[start of Source records]
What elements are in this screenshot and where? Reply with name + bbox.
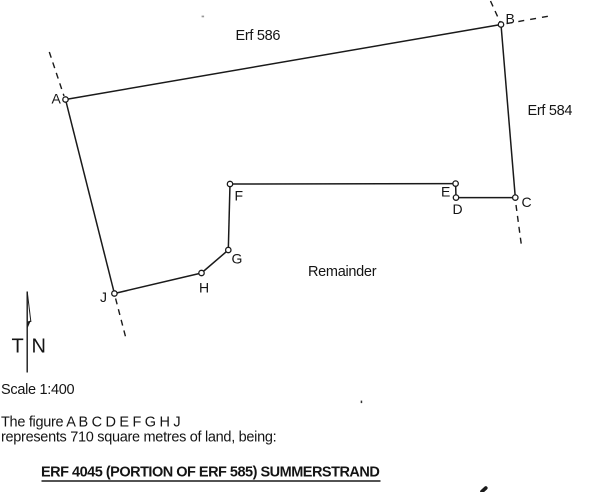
svg-text:T: T [12, 336, 24, 358]
svg-text:A: A [52, 91, 62, 107]
svg-text:The figure A B C D E F G H J: The figure A B C D E F G H J [1, 415, 180, 431]
svg-text:H: H [199, 280, 209, 296]
svg-text:F: F [235, 188, 244, 204]
svg-text:B: B [506, 11, 515, 27]
svg-text:Scale 1:400: Scale 1:400 [1, 382, 75, 398]
svg-text:Remainder: Remainder [308, 264, 377, 280]
svg-text:G: G [232, 251, 243, 267]
svg-text:ERF 4045 (PORTION OF ERF 585): ERF 4045 (PORTION OF ERF 585) SUMMERSTRA… [41, 464, 379, 480]
svg-text:Erf 586: Erf 586 [236, 28, 281, 44]
svg-text:E: E [441, 184, 450, 200]
svg-text:D: D [453, 201, 463, 217]
svg-text:Erf 584: Erf 584 [528, 103, 573, 119]
svg-text:N: N [32, 336, 46, 358]
svg-text:C: C [522, 194, 532, 210]
svg-text:represents 710 square metres o: represents 710 square metres of land, be… [1, 430, 276, 446]
svg-text:J: J [100, 289, 107, 305]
[end of Source records]
◆ Exercise objective:
Give the material as a Markdown table with columns "Row" and "Line," where Row is a running number and Line is the line itself, omitting blank lines. Begin at the line that contains "svg-text:T: T [12, 336, 24, 358]" and stop after the line that contains "svg-text:Erf 584: Erf".

◆ Exercise output:
| Row | Line |
|---|---|
| 1 | svg-text:T: T [12, 336, 24, 358] |
| 2 | svg-text:A: A [52, 91, 62, 107] |
| 3 | svg-text:The figure A B C D E F G H J: The figure A B C D E F G H J [1, 415, 180, 431] |
| 4 | svg-text:H: H [199, 280, 209, 296] |
| 5 | svg-text:F: F [235, 188, 244, 204] |
| 6 | svg-text:B: B [506, 11, 515, 27] |
| 7 | svg-text:Scale 1:400: Scale 1:400 [1, 382, 75, 398] |
| 8 | svg-text:Remainder: Remainder [308, 264, 377, 280] |
| 9 | svg-text:G: G [232, 251, 243, 267] |
| 10 | svg-text:ERF 4045 (PORTION OF ERF 585): ERF 4045 (PORTION OF ERF 585) SUMMERSTRA… [41, 464, 379, 480] |
| 11 | svg-text:Erf 586: Erf 586 [236, 28, 281, 44] |
| 12 | svg-text:E: E [441, 184, 450, 200] |
| 13 | svg-text:D: D [453, 201, 463, 217] |
| 14 | svg-text:Erf 584: Erf 584 [528, 103, 573, 119] |